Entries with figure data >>
=-=-=-=-=

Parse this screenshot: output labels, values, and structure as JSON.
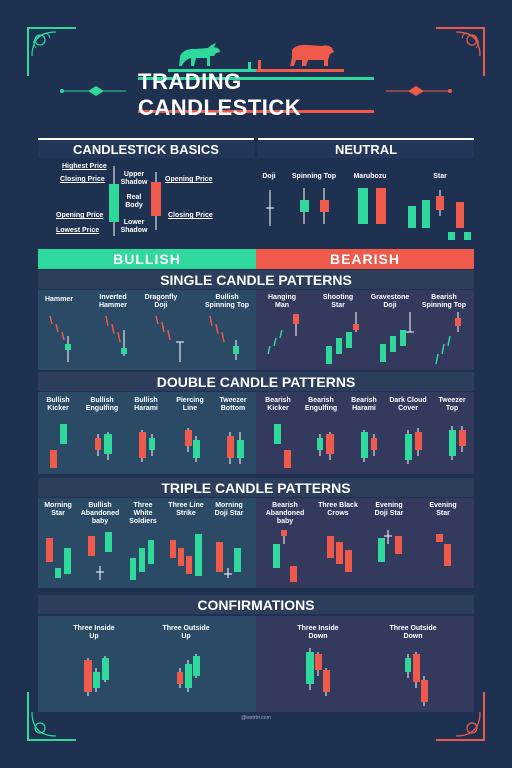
{
  "colors": {
    "bull": "#2ed99b",
    "bear": "#ef5a4b",
    "background": "#1f3150"
  },
  "title": "TRADING CANDLESTICK",
  "icons": [
    "bull-icon",
    "bear-icon"
  ],
  "basics": {
    "header": "CANDLESTICK BASICS",
    "labels": [
      "Highest Price",
      "Closing Price",
      "Opening Price",
      "Lowest Price",
      "Upper Shadow",
      "Real Body",
      "Lower Shadow",
      "Opening Price",
      "Closing Price"
    ]
  },
  "neutral": {
    "header": "NEUTRAL",
    "items": [
      "Doji",
      "Spinning Top",
      "Marubozu",
      "Star"
    ]
  },
  "bullish_label": "BULLISH",
  "bearish_label": "BEARISH",
  "single": {
    "header": "SINGLE CANDLE PATTERNS",
    "bull": [
      "Hammer",
      "Inverted Hammer",
      "Dragonfly Doji",
      "Bullish Spinning Top"
    ],
    "bear": [
      "Hanging Man",
      "Shooting Star",
      "Gravestone Doji",
      "Bearish Spinning Top"
    ]
  },
  "double": {
    "header": "DOUBLE CANDLE PATTERNS",
    "bull": [
      "Bullish Kicker",
      "Bullish Engulfing",
      "Bullish Harami",
      "Piercing Line",
      "Tweezer Bottom"
    ],
    "bear": [
      "Bearish Kicker",
      "Bearish Engulfing",
      "Bearish Harami",
      "Dark Cloud Cover",
      "Tweezer Top"
    ]
  },
  "triple": {
    "header": "TRIPLE CANDLE PATTERNS",
    "bull": [
      "Morning Star",
      "Bullish Abandoned baby",
      "Three White Soldiers",
      "Three Line Strike",
      "Morning Doji Star"
    ],
    "bear": [
      "Bearish Abandoned baby",
      "Three Black Crows",
      "Evening Doji Star",
      "Evening Star"
    ]
  },
  "confirmations": {
    "header": "CONFIRMATIONS",
    "bull": [
      "Three Inside Up",
      "Three Outside Up"
    ],
    "bear": [
      "Three Inside Down",
      "Three Outside Down"
    ]
  },
  "footer": "@wstrtrr.com"
}
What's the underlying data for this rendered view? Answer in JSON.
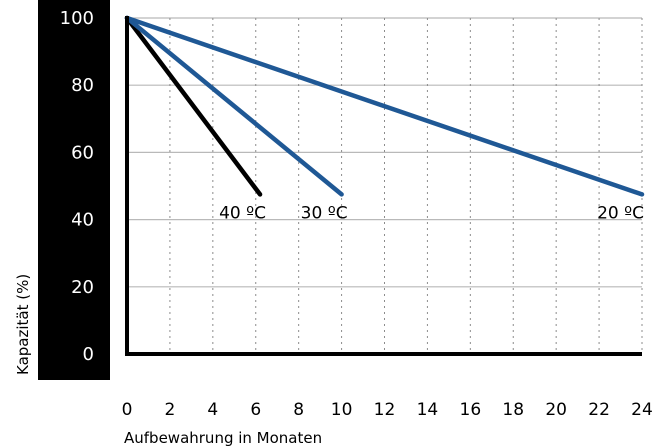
{
  "chart_data": {
    "type": "line",
    "xlabel": "Aufbewahrung in Monaten",
    "ylabel": "Kapazität (%)",
    "xlim": [
      0,
      24
    ],
    "ylim": [
      0,
      100
    ],
    "x_ticks": [
      "0",
      "2",
      "4",
      "6",
      "8",
      "10",
      "12",
      "14",
      "16",
      "18",
      "20",
      "22",
      "24"
    ],
    "y_ticks": [
      "0",
      "20",
      "40",
      "60",
      "80",
      "100"
    ],
    "grid": true,
    "series": [
      {
        "name": "40 °C",
        "label": "40 ºC",
        "color": "#000000",
        "x": [
          0,
          6.2
        ],
        "y": [
          100,
          47.5
        ]
      },
      {
        "name": "30 °C",
        "label": "30 ºC",
        "color": "#1f5895",
        "x": [
          0,
          10
        ],
        "y": [
          100,
          47.5
        ]
      },
      {
        "name": "20 °C",
        "label": "20 ºC",
        "color": "#1f5895",
        "x": [
          0,
          24
        ],
        "y": [
          100,
          47.5
        ]
      }
    ]
  }
}
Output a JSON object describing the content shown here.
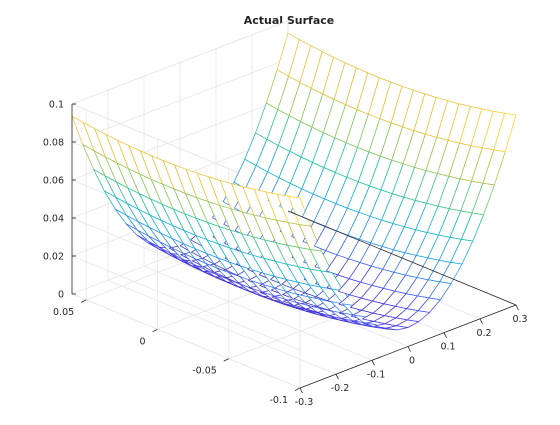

=-=-=-=-=

Required work >>
Set down the complete material exactly, but do not include the images.

Finished exercise >>
Parse this screenshot: output labels, values, and structure as JSON.
{
  "colors": {
    "bull": "#2ed99b",
    "bear": "#ef5a4b",
    "background": "#1f3150"
  },
  "title": "TRADING CANDLESTICK",
  "icons": [
    "bull-icon",
    "bear-icon"
  ],
  "basics": {
    "header": "CANDLESTICK BASICS",
    "labels": [
      "Highest Price",
      "Closing Price",
      "Opening Price",
      "Lowest Price",
      "Upper Shadow",
      "Real Body",
      "Lower Shadow",
      "Opening Price",
      "Closing Price"
    ]
  },
  "neutral": {
    "header": "NEUTRAL",
    "items": [
      "Doji",
      "Spinning Top",
      "Marubozu",
      "Star"
    ]
  },
  "bullish_label": "BULLISH",
  "bearish_label": "BEARISH",
  "single": {
    "header": "SINGLE CANDLE PATTERNS",
    "bull": [
      "Hammer",
      "Inverted Hammer",
      "Dragonfly Doji",
      "Bullish Spinning Top"
    ],
    "bear": [
      "Hanging Man",
      "Shooting Star",
      "Gravestone Doji",
      "Bearish Spinning Top"
    ]
  },
  "double": {
    "header": "DOUBLE CANDLE PATTERNS",
    "bull": [
      "Bullish Kicker",
      "Bullish Engulfing",
      "Bullish Harami",
      "Piercing Line",
      "Tweezer Bottom"
    ],
    "bear": [
      "Bearish Kicker",
      "Bearish Engulfing",
      "Bearish Harami",
      "Dark Cloud Cover",
      "Tweezer Top"
    ]
  },
  "triple": {
    "header": "TRIPLE CANDLE PATTERNS",
    "bull": [
      "Morning Star",
      "Bullish Abandoned baby",
      "Three White Soldiers",
      "Three Line Strike",
      "Morning Doji Star"
    ],
    "bear": [
      "Bearish Abandoned baby",
      "Three Black Crows",
      "Evening Doji Star",
      "Evening Star"
    ]
  },
  "confirmations": {
    "header": "CONFIRMATIONS",
    "bull": [
      "Three Inside Up",
      "Three Outside Up"
    ],
    "bear": [
      "Three Inside Down",
      "Three Outside Down"
    ]
  },
  "footer": "@wstrtrr.com"
}
What's the underlying data for this rendered view? Answer in JSON.
{
  "chart_data": {
    "type": "line",
    "xlabel": "Aufbewahrung in Monaten",
    "ylabel": "Kapazität (%)",
    "xlim": [
      0,
      24
    ],
    "ylim": [
      0,
      100
    ],
    "x_ticks": [
      "0",
      "2",
      "4",
      "6",
      "8",
      "10",
      "12",
      "14",
      "16",
      "18",
      "20",
      "22",
      "24"
    ],
    "y_ticks": [
      "0",
      "20",
      "40",
      "60",
      "80",
      "100"
    ],
    "grid": true,
    "series": [
      {
        "name": "40 °C",
        "label": "40 ºC",
        "color": "#000000",
        "x": [
          0,
          6.2
        ],
        "y": [
          100,
          47.5
        ]
      },
      {
        "name": "30 °C",
        "label": "30 ºC",
        "color": "#1f5895",
        "x": [
          0,
          10
        ],
        "y": [
          100,
          47.5
        ]
      },
      {
        "name": "20 °C",
        "label": "20 ºC",
        "color": "#1f5895",
        "x": [
          0,
          24
        ],
        "y": [
          100,
          47.5
        ]
      }
    ]
  }
}
Output a JSON object describing the content shown here.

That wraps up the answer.